## Material for the task
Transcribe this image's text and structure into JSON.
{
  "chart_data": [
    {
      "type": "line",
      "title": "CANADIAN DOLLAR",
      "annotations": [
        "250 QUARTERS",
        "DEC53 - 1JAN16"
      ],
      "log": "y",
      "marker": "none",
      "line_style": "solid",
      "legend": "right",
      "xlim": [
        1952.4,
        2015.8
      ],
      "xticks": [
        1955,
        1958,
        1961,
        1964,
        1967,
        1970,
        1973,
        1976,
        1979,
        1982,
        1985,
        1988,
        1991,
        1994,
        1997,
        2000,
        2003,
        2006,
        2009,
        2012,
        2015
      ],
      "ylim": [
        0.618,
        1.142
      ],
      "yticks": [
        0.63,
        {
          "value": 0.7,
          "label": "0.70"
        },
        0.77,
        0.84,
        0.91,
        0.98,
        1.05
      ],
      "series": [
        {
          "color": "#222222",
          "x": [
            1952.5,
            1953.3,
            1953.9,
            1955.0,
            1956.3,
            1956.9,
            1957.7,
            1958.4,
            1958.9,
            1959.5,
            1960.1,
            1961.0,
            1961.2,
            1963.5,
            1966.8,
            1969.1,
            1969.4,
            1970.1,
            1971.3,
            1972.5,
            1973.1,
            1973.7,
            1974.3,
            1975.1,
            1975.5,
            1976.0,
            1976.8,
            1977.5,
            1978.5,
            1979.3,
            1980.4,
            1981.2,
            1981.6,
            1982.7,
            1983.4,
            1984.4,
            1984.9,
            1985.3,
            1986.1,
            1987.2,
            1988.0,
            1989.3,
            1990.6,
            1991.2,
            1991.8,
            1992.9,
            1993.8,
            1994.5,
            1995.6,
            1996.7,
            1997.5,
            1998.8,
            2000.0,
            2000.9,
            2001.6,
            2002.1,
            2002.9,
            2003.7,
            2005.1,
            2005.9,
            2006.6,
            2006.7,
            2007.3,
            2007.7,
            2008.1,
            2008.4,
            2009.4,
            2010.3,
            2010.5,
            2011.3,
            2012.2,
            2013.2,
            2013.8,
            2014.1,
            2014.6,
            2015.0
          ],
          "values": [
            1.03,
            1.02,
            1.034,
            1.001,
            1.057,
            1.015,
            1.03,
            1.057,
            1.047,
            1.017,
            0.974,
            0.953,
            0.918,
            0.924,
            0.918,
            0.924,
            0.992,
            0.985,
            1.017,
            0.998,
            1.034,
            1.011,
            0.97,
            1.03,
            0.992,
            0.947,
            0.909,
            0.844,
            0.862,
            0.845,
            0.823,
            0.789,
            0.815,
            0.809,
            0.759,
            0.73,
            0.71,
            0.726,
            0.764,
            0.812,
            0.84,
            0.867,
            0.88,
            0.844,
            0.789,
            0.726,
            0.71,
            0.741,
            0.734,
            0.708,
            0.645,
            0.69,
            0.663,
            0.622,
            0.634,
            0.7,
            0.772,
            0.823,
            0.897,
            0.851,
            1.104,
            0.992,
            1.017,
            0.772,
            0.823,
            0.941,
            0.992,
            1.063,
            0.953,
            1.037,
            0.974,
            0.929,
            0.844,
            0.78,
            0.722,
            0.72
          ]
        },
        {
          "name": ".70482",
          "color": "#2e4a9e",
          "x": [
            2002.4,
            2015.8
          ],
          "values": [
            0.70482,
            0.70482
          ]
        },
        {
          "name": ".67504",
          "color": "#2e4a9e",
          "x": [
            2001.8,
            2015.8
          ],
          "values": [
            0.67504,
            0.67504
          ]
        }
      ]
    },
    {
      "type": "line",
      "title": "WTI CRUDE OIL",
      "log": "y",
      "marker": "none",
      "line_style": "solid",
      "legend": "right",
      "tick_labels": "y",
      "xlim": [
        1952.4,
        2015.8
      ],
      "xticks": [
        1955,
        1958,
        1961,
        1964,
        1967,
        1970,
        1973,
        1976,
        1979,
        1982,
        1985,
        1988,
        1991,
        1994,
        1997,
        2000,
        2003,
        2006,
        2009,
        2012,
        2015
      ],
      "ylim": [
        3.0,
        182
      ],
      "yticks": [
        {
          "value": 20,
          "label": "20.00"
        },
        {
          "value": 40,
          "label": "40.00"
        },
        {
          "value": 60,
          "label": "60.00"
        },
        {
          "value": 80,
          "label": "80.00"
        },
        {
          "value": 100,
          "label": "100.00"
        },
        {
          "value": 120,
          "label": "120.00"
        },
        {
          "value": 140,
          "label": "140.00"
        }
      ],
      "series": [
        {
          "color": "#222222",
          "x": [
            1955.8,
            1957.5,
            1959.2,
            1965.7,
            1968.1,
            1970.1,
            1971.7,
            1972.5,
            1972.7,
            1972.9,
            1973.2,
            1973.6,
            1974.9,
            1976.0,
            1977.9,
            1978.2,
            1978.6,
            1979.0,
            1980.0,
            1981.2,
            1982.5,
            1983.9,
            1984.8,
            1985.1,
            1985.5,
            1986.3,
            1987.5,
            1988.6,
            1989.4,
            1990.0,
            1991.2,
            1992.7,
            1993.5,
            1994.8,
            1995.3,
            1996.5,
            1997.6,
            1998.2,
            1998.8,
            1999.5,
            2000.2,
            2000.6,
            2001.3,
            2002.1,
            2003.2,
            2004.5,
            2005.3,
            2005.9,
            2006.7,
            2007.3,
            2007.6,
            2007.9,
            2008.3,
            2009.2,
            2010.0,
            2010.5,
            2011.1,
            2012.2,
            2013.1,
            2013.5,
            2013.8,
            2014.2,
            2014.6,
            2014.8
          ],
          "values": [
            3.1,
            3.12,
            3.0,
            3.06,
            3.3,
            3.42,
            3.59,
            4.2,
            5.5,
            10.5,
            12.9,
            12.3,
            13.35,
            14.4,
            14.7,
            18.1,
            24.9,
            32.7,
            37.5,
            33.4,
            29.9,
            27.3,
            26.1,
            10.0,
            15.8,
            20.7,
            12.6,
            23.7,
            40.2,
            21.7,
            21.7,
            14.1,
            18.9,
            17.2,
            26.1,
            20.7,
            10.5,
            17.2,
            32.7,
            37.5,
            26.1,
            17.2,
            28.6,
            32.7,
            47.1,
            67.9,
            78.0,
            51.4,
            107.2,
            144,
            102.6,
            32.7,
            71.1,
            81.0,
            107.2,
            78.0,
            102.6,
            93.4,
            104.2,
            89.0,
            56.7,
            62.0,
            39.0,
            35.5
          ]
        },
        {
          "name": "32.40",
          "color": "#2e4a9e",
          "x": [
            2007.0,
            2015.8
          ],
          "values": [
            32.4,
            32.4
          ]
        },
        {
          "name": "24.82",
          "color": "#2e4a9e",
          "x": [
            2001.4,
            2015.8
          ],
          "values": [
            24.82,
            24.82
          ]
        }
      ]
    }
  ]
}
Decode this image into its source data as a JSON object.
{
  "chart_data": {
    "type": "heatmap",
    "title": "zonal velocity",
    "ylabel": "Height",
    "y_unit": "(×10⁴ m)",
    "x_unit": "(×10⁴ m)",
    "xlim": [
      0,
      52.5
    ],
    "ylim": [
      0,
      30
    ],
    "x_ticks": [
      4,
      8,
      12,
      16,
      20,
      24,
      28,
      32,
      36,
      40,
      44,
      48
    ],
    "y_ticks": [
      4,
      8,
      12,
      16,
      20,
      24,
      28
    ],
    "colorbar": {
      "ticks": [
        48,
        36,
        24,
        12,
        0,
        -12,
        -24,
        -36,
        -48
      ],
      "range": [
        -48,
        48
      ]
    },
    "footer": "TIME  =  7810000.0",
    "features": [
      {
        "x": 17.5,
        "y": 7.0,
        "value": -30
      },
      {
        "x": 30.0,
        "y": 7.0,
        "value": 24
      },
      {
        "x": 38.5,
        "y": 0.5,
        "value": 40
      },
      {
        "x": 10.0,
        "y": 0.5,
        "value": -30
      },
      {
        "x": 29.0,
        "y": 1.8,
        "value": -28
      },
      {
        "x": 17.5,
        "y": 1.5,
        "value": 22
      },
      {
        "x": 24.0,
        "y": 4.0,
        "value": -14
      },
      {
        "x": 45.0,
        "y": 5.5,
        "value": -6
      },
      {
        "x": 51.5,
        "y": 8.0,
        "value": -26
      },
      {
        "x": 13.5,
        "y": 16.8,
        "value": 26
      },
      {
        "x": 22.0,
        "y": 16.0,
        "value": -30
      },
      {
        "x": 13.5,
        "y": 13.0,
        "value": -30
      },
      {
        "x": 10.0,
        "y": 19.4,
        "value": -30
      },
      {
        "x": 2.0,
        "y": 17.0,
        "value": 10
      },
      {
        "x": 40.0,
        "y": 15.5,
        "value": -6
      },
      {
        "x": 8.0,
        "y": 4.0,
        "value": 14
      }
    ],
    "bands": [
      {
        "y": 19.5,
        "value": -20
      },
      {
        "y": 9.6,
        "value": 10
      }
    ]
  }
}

## What is required
Show every line from the listing above in which the string "image" appears.

## Answer for the task
Transcribe this image's text and structure into JSON.
Decode this image into its source data as a JSON object.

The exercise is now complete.